[TASK BRIEF] Will you repeat word for word the passage of the essay on Philip Workman's execution from "Incommunion" to "by Harry Simpson."?

Incommunion

The Execution of Philip Workman

by Fr. John Oliver III

Vigil outside the prison the night of Philip Workman's execution. Photo by Harry Simpson.

Shortly after the sun set, the evening routine in our house is well underway. Dinner dishes litter the kitchen counters; children rifle through drawers looking for pajamas; and my wife and I scour the corners of our being in search of enough energy to complete the day. But the whole routine, tonight - May 8th, 2007 - seems stained with absurdity: for after I tuck my giggling children into bed, I will leave the house to stand vigil with others at our local federal penitentiary, where Philip Workman is scheduled to be executed at 1:00 a.m, for a crime he probably did not commit.

For the heart of the Christian - open, warm, and breakable - that last detail is, in one sense, irrelevant. Not because guilt and innocence do not matter, but because a human being is about to die. Competent legal minds on both sides of this case - and all capital punishment cases - weave together a dizzying tapestry of facts to establish guilt or innocence. Competent Christian minds on both sides of this case - and all capital punishment cases - struggle with conscience, with Old Testament law and New Testament transcendence of the law; they struggle with a state's right to take a life and how a believer in God, the Giver of Life, should feel about that. But after all struggle, after all consideration and debate, surely one thing must remain and unite all Christians: mourning.

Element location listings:
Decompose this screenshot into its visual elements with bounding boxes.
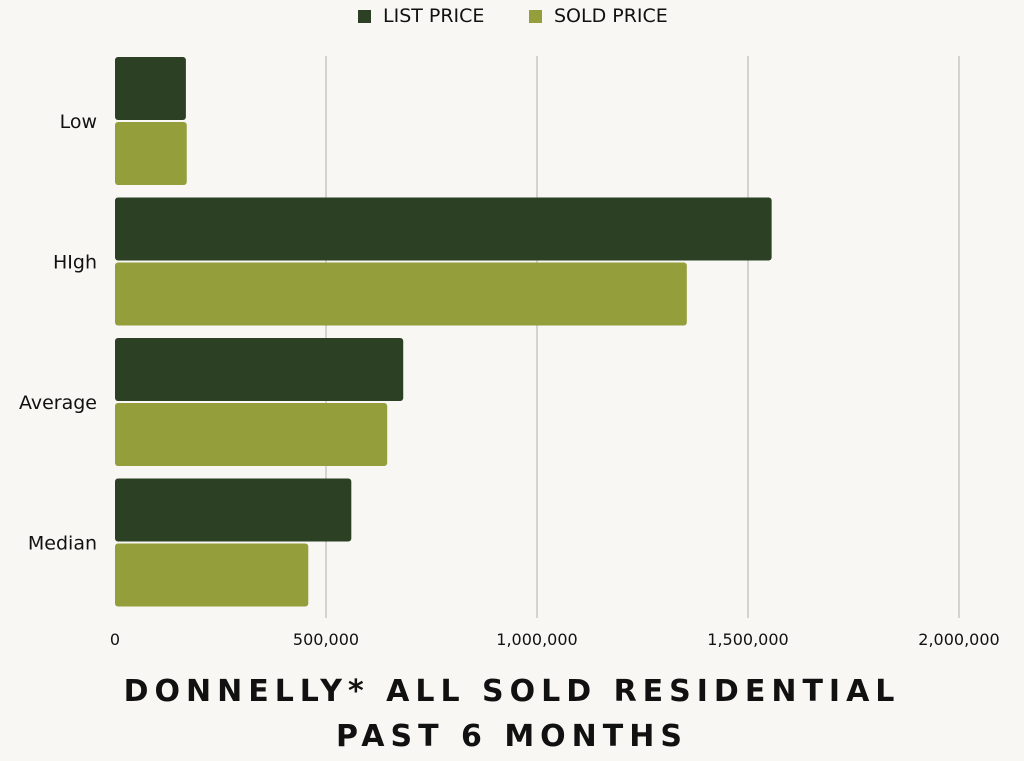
bars: [115, 57, 772, 607]
x-tick-label-500-000: 500,000: [293, 630, 359, 649]
bar-low-list-price: [115, 57, 186, 120]
bar-high-sold-price: [115, 262, 687, 326]
category-labels: Low HIgh Average Median: [19, 111, 97, 555]
legend-label-sold-price: SOLD PRICE: [554, 5, 668, 27]
gridlines: [325, 56, 960, 618]
legend-swatch-sold-price: [529, 10, 542, 23]
legend-label-list-price: LIST PRICE: [383, 5, 484, 27]
chart-title-line-1: DONNELLY* ALL SOLD RESIDENTIAL: [123, 674, 901, 709]
chart-title-line-2: PAST 6 MONTHS: [336, 719, 688, 754]
x-tick-label-1-000-000: 1,000,000: [496, 630, 577, 649]
category-label-low: Low: [60, 111, 97, 133]
legend-swatch-list-price: [358, 10, 371, 23]
bar-average-sold-price: [115, 403, 388, 466]
x-tick-label-0: 0: [110, 630, 120, 649]
x-tick-label-2-000-000: 2,000,000: [918, 630, 999, 649]
x-axis-ticks: 0 500,000 1,000,000 1,500,000 2,000,000: [110, 630, 1000, 649]
bar-median-sold-price: [115, 543, 309, 607]
category-label-high: HIgh: [53, 252, 97, 274]
bar-average-list-price: [115, 338, 404, 401]
category-label-average: Average: [19, 392, 97, 414]
bar-high-list-price: [115, 197, 772, 261]
legend: LIST PRICE SOLD PRICE: [358, 5, 668, 27]
bar-low-sold-price: [115, 122, 187, 185]
bar-median-list-price: [115, 478, 352, 542]
category-label-median: Median: [28, 533, 97, 555]
x-tick-label-1-500-000: 1,500,000: [707, 630, 788, 649]
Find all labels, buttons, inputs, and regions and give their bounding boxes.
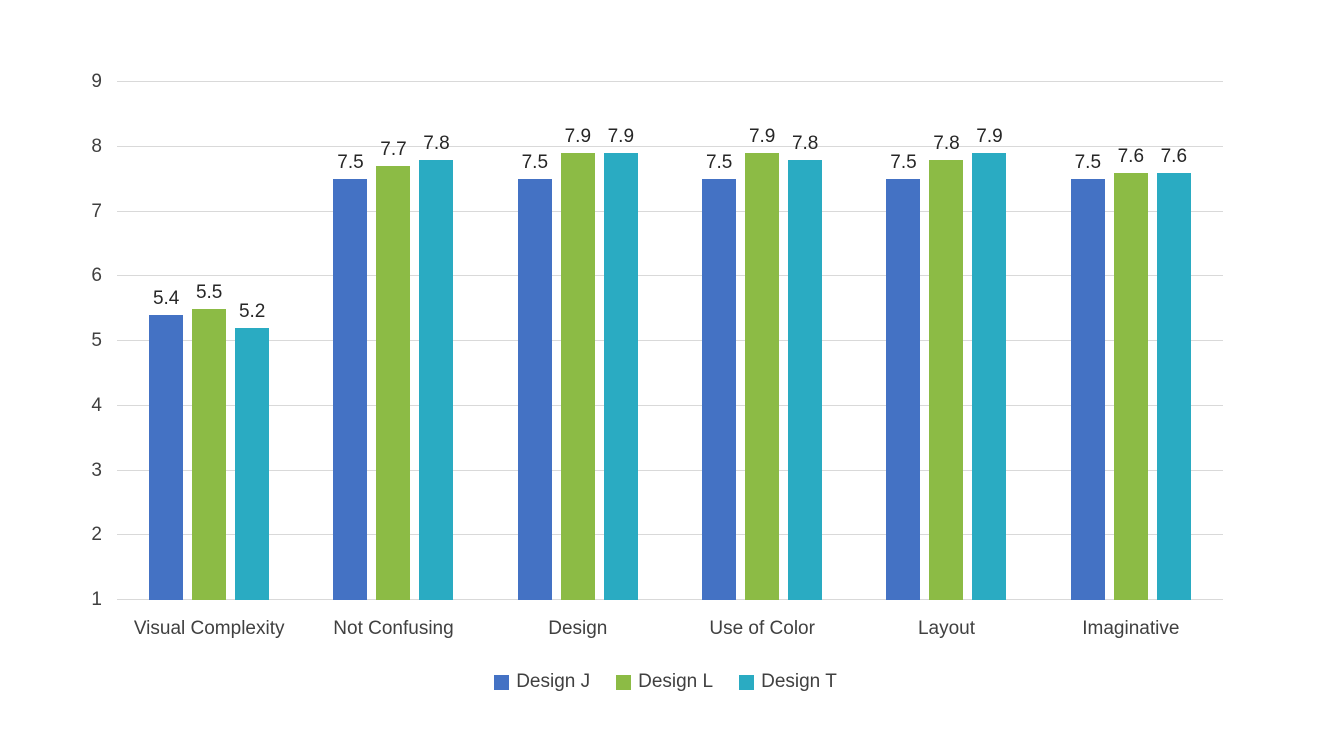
y-tick-label: 4: [91, 394, 102, 416]
bar-group: 7.5 7.8 7.9: [854, 82, 1038, 600]
bar: 7.5: [702, 152, 737, 600]
bar-group: 7.5 7.9 7.9: [486, 82, 670, 600]
bar: 7.6: [1156, 146, 1191, 600]
bar-group: 7.5 7.7 7.8: [301, 82, 485, 600]
data-label: 5.5: [195, 281, 223, 303]
data-label: 7.8: [423, 132, 450, 154]
legend-item: Design T: [739, 671, 837, 693]
bar: 7.5: [517, 152, 552, 600]
bar: 7.8: [788, 133, 823, 600]
bar: 7.9: [745, 126, 780, 600]
bar-group: 7.5 7.9 7.8: [670, 82, 854, 600]
data-label: 7.8: [933, 132, 960, 154]
data-label: 7.5: [521, 152, 549, 174]
category-label: Imaginative: [1082, 618, 1180, 639]
y-tick-label: 1: [91, 589, 102, 610]
data-label: 7.6: [1160, 145, 1188, 167]
category-label: Not Confusing: [333, 618, 454, 639]
bar: 7.6: [1113, 146, 1148, 600]
data-label: 7.9: [976, 126, 1003, 148]
gridline: [117, 404, 1223, 406]
gridline: [117, 469, 1223, 471]
legend-item: Design J: [494, 671, 590, 693]
data-label: 7.5: [1074, 152, 1102, 174]
gridline: [117, 145, 1223, 147]
y-tick-label: 8: [91, 135, 102, 157]
bar: 5.4: [149, 288, 184, 600]
bar: 7.8: [419, 133, 454, 600]
y-tick-label: 6: [91, 265, 102, 287]
category-label: Visual Complexity: [133, 618, 285, 639]
legend-item: Design L: [616, 671, 713, 693]
data-label: 7.9: [748, 126, 776, 148]
bar: 7.9: [603, 126, 638, 600]
bar: 7.8: [929, 133, 964, 600]
y-tick-label: 5: [91, 330, 102, 351]
gridline: [117, 210, 1223, 212]
gridline: [117, 534, 1223, 536]
data-label: 7.9: [607, 126, 635, 148]
y-tick-label: 3: [91, 459, 102, 481]
legend: Design J Design L Design T: [0, 671, 1331, 693]
bar: 5.5: [192, 282, 227, 600]
bar: 7.9: [560, 126, 595, 600]
plot-area: 5.4 5.5 5.2 7.5 7.7 7.8 7.5 7.9 7.9 7.5 7.9 7.8 7.5 7…: [117, 81, 1223, 600]
bar-group: 5.4 5.5 5.2: [117, 82, 301, 600]
data-label: 7.5: [337, 152, 364, 174]
data-label: 7.8: [791, 132, 819, 154]
category-label: Use of Color: [709, 618, 815, 639]
y-tick-label: 9: [91, 71, 102, 92]
category-label: Layout: [917, 618, 976, 639]
legend-label: Design T: [761, 671, 837, 692]
gridline: [117, 340, 1223, 341]
data-label: 7.7: [380, 139, 407, 161]
legend-label: Design J: [516, 671, 591, 692]
bar: 7.5: [886, 152, 921, 600]
gridline: [117, 599, 1223, 600]
data-label: 7.5: [890, 152, 917, 174]
gridline: [117, 81, 1223, 82]
legend-swatch: [739, 674, 755, 690]
y-tick-label: 2: [91, 524, 102, 546]
bar: 7.5: [1070, 152, 1105, 600]
legend-label: Design L: [638, 671, 714, 692]
bar: 7.9: [972, 126, 1007, 600]
bar: 7.5: [333, 152, 368, 600]
bar: 5.2: [235, 301, 270, 600]
legend-swatch: [494, 674, 510, 690]
gridline: [117, 275, 1223, 277]
bar: 7.7: [376, 139, 411, 600]
data-label: 7.6: [1117, 145, 1145, 167]
data-label: 5.2: [238, 301, 266, 323]
legend-swatch: [616, 674, 632, 690]
data-label: 7.9: [564, 126, 592, 148]
data-label: 5.4: [152, 288, 180, 310]
category-label: Design: [548, 618, 608, 639]
bar-group: 7.5 7.6 7.6: [1039, 82, 1223, 600]
data-label: 7.5: [705, 152, 733, 174]
y-tick-label: 7: [91, 200, 102, 222]
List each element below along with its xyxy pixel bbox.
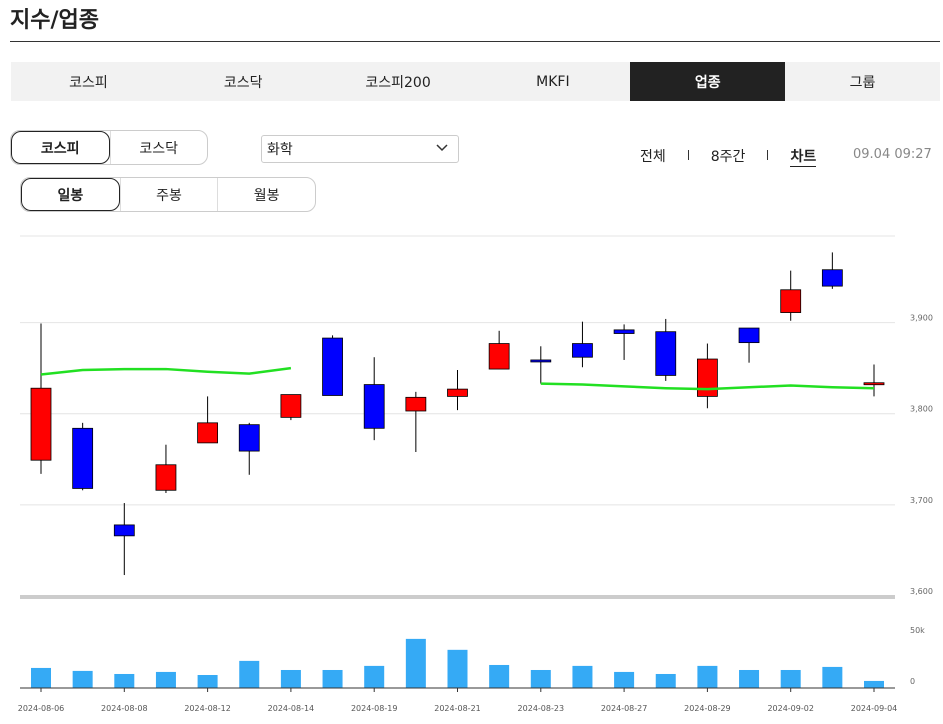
market-option[interactable]: 코스피 bbox=[11, 131, 110, 164]
volume-bar bbox=[155, 671, 176, 688]
volume-bar bbox=[114, 673, 135, 688]
volume-bar bbox=[31, 667, 51, 688]
volume-tick-label: 0 bbox=[910, 677, 915, 686]
volume-bar bbox=[447, 649, 468, 688]
volume-bar bbox=[530, 669, 551, 688]
volume-bar bbox=[572, 665, 593, 688]
candle-body bbox=[697, 358, 718, 397]
candle-body bbox=[780, 289, 802, 313]
x-tick-label: 2024-09-04 bbox=[851, 704, 898, 713]
period-link[interactable]: 차트 bbox=[790, 146, 817, 167]
volume-bar bbox=[239, 660, 260, 688]
candle-body bbox=[447, 388, 468, 397]
interval-option[interactable]: 월봉 bbox=[217, 178, 315, 211]
candle-body bbox=[863, 382, 885, 386]
candle-body bbox=[655, 331, 677, 376]
candle-body bbox=[613, 329, 635, 334]
volume-bar bbox=[739, 669, 760, 688]
candle-body bbox=[821, 269, 843, 287]
interval-option[interactable]: 주봉 bbox=[119, 178, 218, 211]
volume-bar bbox=[614, 671, 635, 688]
volume-bar bbox=[322, 669, 343, 688]
candle-body bbox=[322, 337, 343, 396]
volume-bar bbox=[197, 675, 218, 688]
tab[interactable]: 코스닥 bbox=[223, 74, 263, 91]
candle-body bbox=[72, 427, 94, 489]
candle-body bbox=[155, 464, 177, 491]
period-link[interactable]: 전체 bbox=[640, 149, 666, 165]
volume-bar bbox=[280, 669, 301, 688]
candle-body bbox=[238, 424, 260, 452]
page-title: 지수/업종 bbox=[10, 8, 99, 33]
market-option[interactable]: 코스닥 bbox=[109, 131, 208, 164]
tab[interactable]: 업종 bbox=[630, 62, 786, 101]
tab[interactable]: MKFI bbox=[536, 73, 570, 90]
y-tick-label: 3,800 bbox=[910, 405, 933, 414]
candle-body bbox=[572, 343, 593, 358]
candle-body bbox=[363, 384, 385, 429]
volume-bar bbox=[697, 665, 718, 688]
x-tick-label: 2024-08-19 bbox=[351, 704, 398, 713]
chevron bbox=[436, 144, 448, 152]
y-tick-label: 3,900 bbox=[910, 314, 933, 323]
volume-bar bbox=[364, 665, 385, 688]
candle-body bbox=[488, 343, 510, 370]
x-tick-label: 2024-08-21 bbox=[434, 704, 481, 713]
volume-bar bbox=[864, 680, 884, 688]
separator bbox=[767, 150, 769, 160]
candle-body bbox=[738, 327, 760, 344]
moving-average bbox=[40, 366, 875, 391]
timestamp: 09.04 09:27 bbox=[853, 147, 932, 162]
candle-body bbox=[30, 387, 52, 461]
candle-body bbox=[405, 396, 427, 412]
volume-bar bbox=[822, 666, 843, 688]
panel-separator bbox=[20, 595, 895, 599]
volume-bar bbox=[655, 673, 676, 688]
x-tick-label: 2024-09-02 bbox=[767, 704, 814, 713]
volume-bar bbox=[405, 638, 426, 688]
volume-bar bbox=[489, 664, 510, 688]
interval-option[interactable]: 일봉 bbox=[21, 178, 120, 211]
separator bbox=[687, 150, 689, 160]
candle-body bbox=[197, 422, 219, 444]
tab[interactable]: 코스피 bbox=[69, 74, 108, 91]
x-tick-label: 2024-08-06 bbox=[18, 704, 65, 713]
y-tick-label: 3,600 bbox=[910, 587, 933, 596]
tab-bar: 코스피 코스닥 코스피200 MKFI 업종 그룹 bbox=[11, 62, 940, 101]
x-tick-label: 2024-08-23 bbox=[518, 704, 565, 713]
period-links: 전체 8주간 차트 bbox=[640, 146, 817, 167]
sector-select[interactable]: 화학 bbox=[261, 135, 459, 163]
divider bbox=[10, 41, 940, 42]
tab[interactable]: 코스피200 bbox=[365, 74, 431, 91]
market-toggle: 코스피 코스닥 bbox=[10, 130, 208, 165]
select-value: 화학 bbox=[267, 142, 293, 158]
x-tick-label: 2024-08-29 bbox=[684, 704, 731, 713]
x-tick-label: 2024-08-12 bbox=[184, 704, 231, 713]
x-tick-label: 2024-08-14 bbox=[268, 704, 315, 713]
volume-bar bbox=[72, 670, 93, 688]
x-tick-label: 2024-08-08 bbox=[101, 704, 148, 713]
volume-bar bbox=[780, 669, 801, 688]
candle-body bbox=[530, 359, 552, 363]
y-tick-label: 3,700 bbox=[910, 496, 933, 505]
volume-tick-label: 50k bbox=[910, 626, 925, 635]
x-tick-label: 2024-08-27 bbox=[601, 704, 648, 713]
tab[interactable]: 그룹 bbox=[849, 74, 876, 91]
candle-body bbox=[113, 524, 135, 537]
interval-toggle: 일봉 주봉 월봉 bbox=[20, 177, 316, 212]
candle-body bbox=[280, 394, 302, 418]
period-link[interactable]: 8주간 bbox=[710, 149, 746, 165]
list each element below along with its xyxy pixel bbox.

[ANSWER FOR THIS EXERCISE]
Incommunion

The Execution of Philip Workman

by Fr. John Oliver III

Vigil outside the prison the night of Philip Workman's execution. Photo by Harry Simpson.